>> Begin Supplied records
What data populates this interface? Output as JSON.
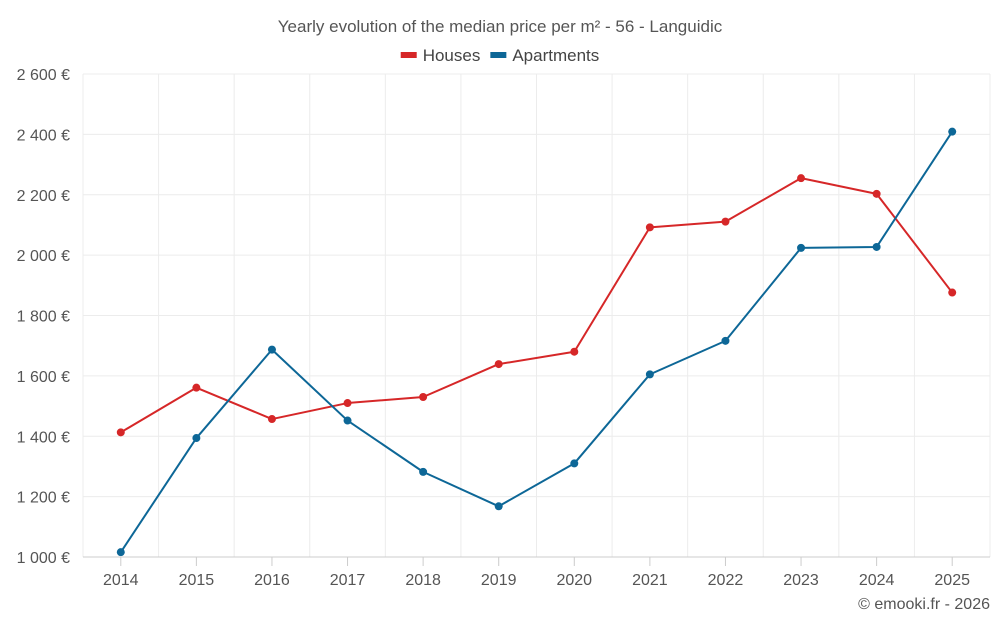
{
  "chart_data": {
    "type": "line",
    "title": "Yearly evolution of the median price per m² - 56 - Languidic",
    "categories": [
      "2014",
      "2015",
      "2016",
      "2017",
      "2018",
      "2019",
      "2020",
      "2021",
      "2022",
      "2023",
      "2024",
      "2025"
    ],
    "series": [
      {
        "name": "Houses",
        "color": "#d62728",
        "values": [
          1413,
          1561,
          1457,
          1510,
          1530,
          1639,
          1680,
          2092,
          2111,
          2255,
          2203,
          1876
        ]
      },
      {
        "name": "Apartments",
        "color": "#0d6797",
        "values": [
          1016,
          1394,
          1687,
          1452,
          1282,
          1168,
          1310,
          1605,
          1716,
          2024,
          2027,
          2409
        ]
      }
    ],
    "ylim": [
      1000,
      2600
    ],
    "yticks": [
      1000,
      1200,
      1400,
      1600,
      1800,
      2000,
      2200,
      2400,
      2600
    ],
    "ytick_labels": [
      "1 000 €",
      "1 200 €",
      "1 400 €",
      "1 600 €",
      "1 800 €",
      "2 000 €",
      "2 200 €",
      "2 400 €",
      "2 600 €"
    ],
    "xlabel": "",
    "ylabel": "",
    "legend": "top-center",
    "grid": true
  },
  "credit": "© emooki.fr - 2026"
}
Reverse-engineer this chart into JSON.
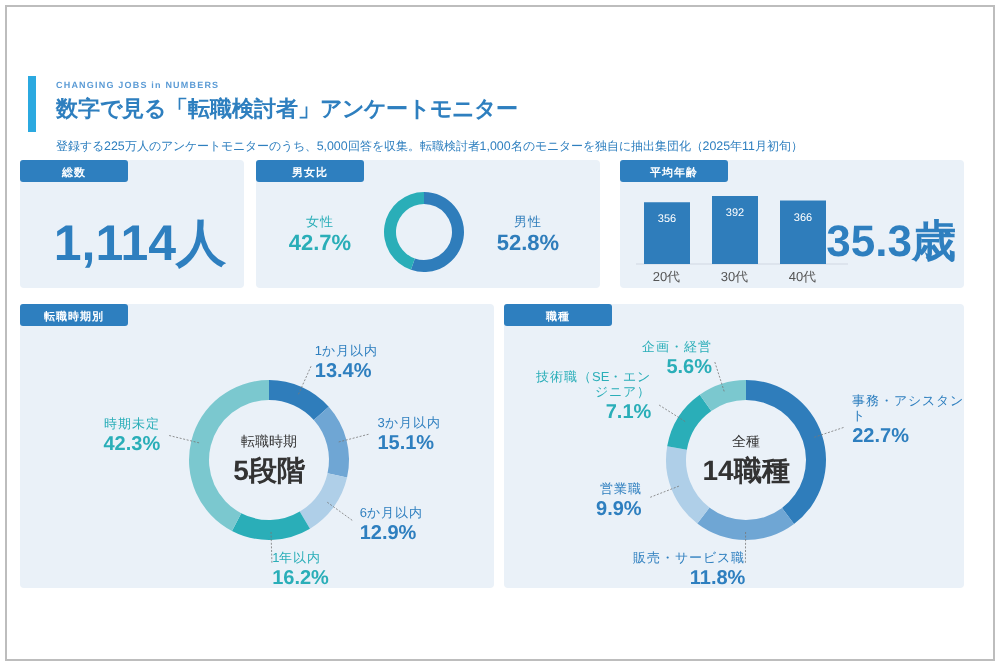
{
  "chart_data": [
    {
      "type": "other",
      "title": "数字で見る「転職検討者」アンケートモニター",
      "subtitle": "登録する225万人のアンケートモニターのうち、5,000回答を収集。転職検討者1,000名のモニターを独自に抽出集団化（2025年11月初旬）",
      "annotations": [
        "CHANGING JOBS in NUMBERS"
      ]
    },
    {
      "type": "other",
      "title": "総数",
      "annotations": [
        "1,114人"
      ]
    },
    {
      "type": "donut",
      "title": "男女比",
      "categories": [
        "男性",
        "女性"
      ],
      "values": [
        52.8,
        42.7
      ],
      "colors": [
        "#2f7dbb",
        "#2aaeb8"
      ],
      "value_labels": [
        "52.8%",
        "42.7%"
      ]
    },
    {
      "type": "bar",
      "title": "平均年齢",
      "categories": [
        "20代",
        "30代",
        "40代"
      ],
      "values": [
        356,
        392,
        366
      ],
      "color": "#2f7dbb",
      "data_labels": true,
      "annotations": [
        "35.3歳"
      ]
    },
    {
      "type": "donut",
      "title": "転職時期別",
      "categories": [
        "1か月以内",
        "3か月以内",
        "6か月以内",
        "1年以内",
        "時期未定"
      ],
      "values": [
        13.4,
        15.1,
        12.9,
        16.2,
        42.3
      ],
      "colors": [
        "#2f7dbb",
        "#6fa6d4",
        "#afcfe8",
        "#2aaeb8",
        "#7bc8cf"
      ],
      "value_labels": [
        "13.4%",
        "15.1%",
        "12.9%",
        "16.2%",
        "42.3%"
      ],
      "annotations": [
        "転職時期",
        "5段階"
      ]
    },
    {
      "type": "donut",
      "title": "職種",
      "categories": [
        "事務・アシスタント",
        "販売・サービス職",
        "営業職",
        "技術職（SE・エンジニア）",
        "企画・経営"
      ],
      "values": [
        22.7,
        11.8,
        9.9,
        7.1,
        5.6
      ],
      "colors": [
        "#2f7dbb",
        "#6fa6d4",
        "#afcfe8",
        "#2aaeb8",
        "#7bc8cf"
      ],
      "value_labels": [
        "22.7%",
        "11.8%",
        "9.9%",
        "7.1%",
        "5.6%"
      ],
      "annotations": [
        "全種",
        "14職種"
      ]
    }
  ]
}
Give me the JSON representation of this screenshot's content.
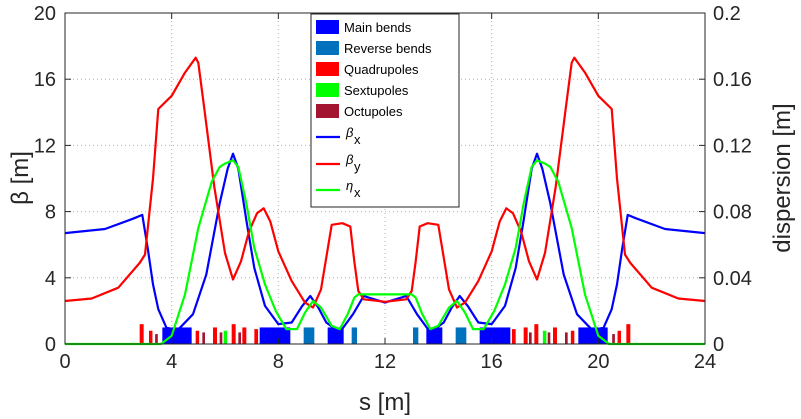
{
  "chart_data": {
    "type": "line",
    "title": "",
    "xlabel": "s [m]",
    "ylabel_left": "β [m]",
    "ylabel_right": "dispersion [m]",
    "xlim": [
      0,
      24
    ],
    "ylim_left": [
      0,
      20
    ],
    "ylim_right": [
      0,
      0.2
    ],
    "xticks": [
      "0",
      "4",
      "8",
      "12",
      "16",
      "20",
      "24"
    ],
    "yticks_left": [
      "0",
      "4",
      "8",
      "12",
      "16",
      "20"
    ],
    "yticks_right": [
      "0",
      "0.04",
      "0.08",
      "0.12",
      "0.16",
      "0.2"
    ],
    "grid": "dotted",
    "legend_position": "top-center",
    "legend": [
      {
        "label": "Main bends",
        "kind": "patch",
        "color": "#0000ff"
      },
      {
        "label": "Reverse bends",
        "kind": "patch",
        "color": "#0072bd"
      },
      {
        "label": "Quadrupoles",
        "kind": "patch",
        "color": "#ff0000"
      },
      {
        "label": "Sextupoles",
        "kind": "patch",
        "color": "#00ff00"
      },
      {
        "label": "Octupoles",
        "kind": "patch",
        "color": "#a2142f"
      },
      {
        "label": "β",
        "sub": "x",
        "kind": "line",
        "color": "#0000ff"
      },
      {
        "label": "β",
        "sub": "y",
        "kind": "line",
        "color": "#ff0000"
      },
      {
        "label": "η",
        "sub": "x",
        "kind": "line",
        "color": "#00ff00"
      }
    ],
    "series": [
      {
        "name": "βx",
        "axis": "left",
        "color": "#0000ff",
        "x": [
          0,
          1.5,
          2.6,
          2.9,
          3.1,
          3.3,
          3.5,
          3.8,
          4.2,
          4.8,
          5.3,
          5.8,
          6.1,
          6.3,
          6.5,
          6.8,
          7.1,
          7.5,
          8.0,
          8.5,
          8.9,
          9.2,
          9.5,
          9.8,
          10.3,
          10.8,
          11.2,
          12.0,
          12.8,
          13.2,
          13.7,
          14.2,
          14.5,
          14.8,
          15.1,
          15.5,
          16.0,
          16.5,
          16.9,
          17.2,
          17.5,
          17.7,
          17.9,
          18.2,
          18.7,
          19.2,
          19.8,
          20.2,
          20.5,
          20.7,
          20.9,
          21.1,
          21.4,
          22.5,
          24
        ],
        "y": [
          6.7,
          6.95,
          7.6,
          7.8,
          5.8,
          3.6,
          2.1,
          1.0,
          0.8,
          1.8,
          4.2,
          8.5,
          10.6,
          11.5,
          10.6,
          7.5,
          4.6,
          2.3,
          1.2,
          1.3,
          2.3,
          2.9,
          2.2,
          1.3,
          0.7,
          1.8,
          2.9,
          2.5,
          2.9,
          1.8,
          0.7,
          1.3,
          2.2,
          2.9,
          2.3,
          1.3,
          1.2,
          2.3,
          4.6,
          7.5,
          10.6,
          11.5,
          10.6,
          8.5,
          4.2,
          1.8,
          0.8,
          1.0,
          2.1,
          3.6,
          5.8,
          7.8,
          7.6,
          6.95,
          6.7
        ]
      },
      {
        "name": "βy",
        "axis": "left",
        "color": "#ff0000",
        "x": [
          0,
          1.0,
          2.0,
          2.8,
          3.0,
          3.3,
          3.5,
          4.0,
          4.5,
          4.9,
          5.0,
          5.2,
          5.6,
          6.0,
          6.3,
          6.6,
          6.9,
          7.2,
          7.45,
          7.7,
          8.0,
          8.5,
          9.0,
          9.3,
          9.6,
          10.0,
          10.4,
          10.7,
          10.85,
          11.0,
          11.2,
          12.0,
          12.8,
          13.0,
          13.15,
          13.3,
          13.6,
          14.0,
          14.4,
          14.7,
          15.0,
          15.5,
          16.0,
          16.3,
          16.55,
          16.8,
          17.1,
          17.4,
          17.7,
          18.0,
          18.4,
          18.8,
          19.0,
          19.1,
          19.5,
          20.0,
          20.5,
          20.7,
          21.0,
          21.2,
          22.0,
          23.0,
          24
        ],
        "y": [
          2.6,
          2.75,
          3.4,
          4.9,
          5.4,
          10.0,
          14.2,
          15.0,
          16.4,
          17.3,
          17.0,
          14.5,
          9.5,
          5.5,
          3.9,
          5.0,
          6.8,
          7.9,
          8.2,
          7.4,
          5.6,
          3.8,
          2.5,
          2.2,
          3.3,
          7.2,
          7.3,
          7.1,
          5.0,
          3.2,
          2.7,
          2.55,
          2.7,
          3.2,
          5.0,
          7.1,
          7.3,
          7.2,
          3.3,
          2.2,
          2.5,
          3.8,
          5.6,
          7.4,
          8.2,
          7.9,
          6.8,
          5.0,
          3.9,
          5.5,
          9.5,
          14.5,
          17.0,
          17.3,
          16.4,
          15.0,
          14.2,
          10.0,
          5.4,
          4.9,
          3.4,
          2.75,
          2.6
        ]
      },
      {
        "name": "ηx",
        "axis": "right",
        "color": "#00ff00",
        "x": [
          0,
          3.0,
          3.6,
          4.0,
          4.5,
          5.0,
          5.5,
          5.8,
          6.0,
          6.3,
          6.5,
          6.8,
          7.1,
          7.5,
          7.9,
          8.3,
          8.7,
          9.0,
          9.3,
          9.6,
          10.0,
          10.3,
          10.6,
          10.85,
          11.0,
          12.0,
          13.0,
          13.15,
          13.4,
          13.7,
          14.0,
          14.4,
          14.7,
          15.0,
          15.3,
          15.7,
          16.1,
          16.5,
          16.9,
          17.2,
          17.5,
          17.7,
          18.0,
          18.2,
          18.5,
          19.0,
          19.5,
          20.0,
          20.4,
          21.0,
          24
        ],
        "y": [
          0.0,
          0.0,
          0.0,
          0.005,
          0.03,
          0.07,
          0.098,
          0.107,
          0.109,
          0.111,
          0.107,
          0.085,
          0.058,
          0.036,
          0.02,
          0.009,
          0.009,
          0.019,
          0.026,
          0.022,
          0.011,
          0.009,
          0.018,
          0.028,
          0.03,
          0.03,
          0.03,
          0.028,
          0.018,
          0.009,
          0.011,
          0.022,
          0.026,
          0.019,
          0.009,
          0.009,
          0.02,
          0.036,
          0.058,
          0.085,
          0.107,
          0.111,
          0.109,
          0.107,
          0.098,
          0.07,
          0.03,
          0.005,
          0.0,
          0.0,
          0.0
        ]
      }
    ],
    "magnets": [
      {
        "kind": "main-bend",
        "color": "#0000ff",
        "s0": 3.65,
        "s1": 4.75,
        "h": 1.0
      },
      {
        "kind": "main-bend",
        "color": "#0000ff",
        "s0": 7.3,
        "s1": 8.45,
        "h": 1.0
      },
      {
        "kind": "main-bend",
        "color": "#0000ff",
        "s0": 9.85,
        "s1": 10.45,
        "h": 1.0
      },
      {
        "kind": "main-bend",
        "color": "#0000ff",
        "s0": 13.55,
        "s1": 14.15,
        "h": 1.0
      },
      {
        "kind": "main-bend",
        "color": "#0000ff",
        "s0": 15.55,
        "s1": 16.7,
        "h": 1.0
      },
      {
        "kind": "main-bend",
        "color": "#0000ff",
        "s0": 19.25,
        "s1": 20.35,
        "h": 1.0
      },
      {
        "kind": "reverse-bend",
        "color": "#0072bd",
        "s0": 8.95,
        "s1": 9.35,
        "h": 1.0
      },
      {
        "kind": "reverse-bend",
        "color": "#0072bd",
        "s0": 10.75,
        "s1": 10.95,
        "h": 1.0
      },
      {
        "kind": "reverse-bend",
        "color": "#0072bd",
        "s0": 13.05,
        "s1": 13.25,
        "h": 1.0
      },
      {
        "kind": "reverse-bend",
        "color": "#0072bd",
        "s0": 14.65,
        "s1": 15.05,
        "h": 1.0
      },
      {
        "kind": "quadrupole",
        "color": "#ff0000",
        "s0": 2.8,
        "s1": 2.95,
        "h": 1.2
      },
      {
        "kind": "quadrupole",
        "color": "#ff0000",
        "s0": 3.15,
        "s1": 3.28,
        "h": 0.8
      },
      {
        "kind": "quadrupole",
        "color": "#ff0000",
        "s0": 4.9,
        "s1": 5.03,
        "h": 0.8
      },
      {
        "kind": "quadrupole",
        "color": "#ff0000",
        "s0": 5.55,
        "s1": 5.7,
        "h": 1.0
      },
      {
        "kind": "quadrupole",
        "color": "#ff0000",
        "s0": 6.25,
        "s1": 6.4,
        "h": 1.2
      },
      {
        "kind": "quadrupole",
        "color": "#ff0000",
        "s0": 6.65,
        "s1": 6.8,
        "h": 1.0
      },
      {
        "kind": "quadrupole",
        "color": "#ff0000",
        "s0": 7.1,
        "s1": 7.24,
        "h": 0.9
      },
      {
        "kind": "quadrupole",
        "color": "#ff0000",
        "s0": 16.76,
        "s1": 16.9,
        "h": 0.9
      },
      {
        "kind": "quadrupole",
        "color": "#ff0000",
        "s0": 17.2,
        "s1": 17.35,
        "h": 1.0
      },
      {
        "kind": "quadrupole",
        "color": "#ff0000",
        "s0": 17.6,
        "s1": 17.75,
        "h": 1.2
      },
      {
        "kind": "quadrupole",
        "color": "#ff0000",
        "s0": 18.3,
        "s1": 18.45,
        "h": 1.0
      },
      {
        "kind": "quadrupole",
        "color": "#ff0000",
        "s0": 18.97,
        "s1": 19.1,
        "h": 0.8
      },
      {
        "kind": "quadrupole",
        "color": "#ff0000",
        "s0": 20.72,
        "s1": 20.85,
        "h": 0.8
      },
      {
        "kind": "quadrupole",
        "color": "#ff0000",
        "s0": 21.05,
        "s1": 21.2,
        "h": 1.2
      },
      {
        "kind": "sextupole",
        "color": "#00ff00",
        "s0": 5.95,
        "s1": 6.08,
        "h": 0.8
      },
      {
        "kind": "sextupole",
        "color": "#00ff00",
        "s0": 17.92,
        "s1": 18.05,
        "h": 0.8
      },
      {
        "kind": "octupole",
        "color": "#a2142f",
        "s0": 3.38,
        "s1": 3.48,
        "h": 0.6
      },
      {
        "kind": "octupole",
        "color": "#a2142f",
        "s0": 5.15,
        "s1": 5.25,
        "h": 0.7
      },
      {
        "kind": "octupole",
        "color": "#a2142f",
        "s0": 5.8,
        "s1": 5.9,
        "h": 0.7
      },
      {
        "kind": "octupole",
        "color": "#a2142f",
        "s0": 6.5,
        "s1": 6.6,
        "h": 0.7
      },
      {
        "kind": "octupole",
        "color": "#a2142f",
        "s0": 17.4,
        "s1": 17.5,
        "h": 0.7
      },
      {
        "kind": "octupole",
        "color": "#a2142f",
        "s0": 18.1,
        "s1": 18.2,
        "h": 0.7
      },
      {
        "kind": "octupole",
        "color": "#a2142f",
        "s0": 18.75,
        "s1": 18.85,
        "h": 0.7
      },
      {
        "kind": "octupole",
        "color": "#a2142f",
        "s0": 20.52,
        "s1": 20.62,
        "h": 0.6
      }
    ]
  }
}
>> End Supplied records
▸ **What to work on**
Filter the records for lines holding the string "bends". Copy each one.

▸ **Response**
        "label": "Main bends",
        "label": "Reverse bends",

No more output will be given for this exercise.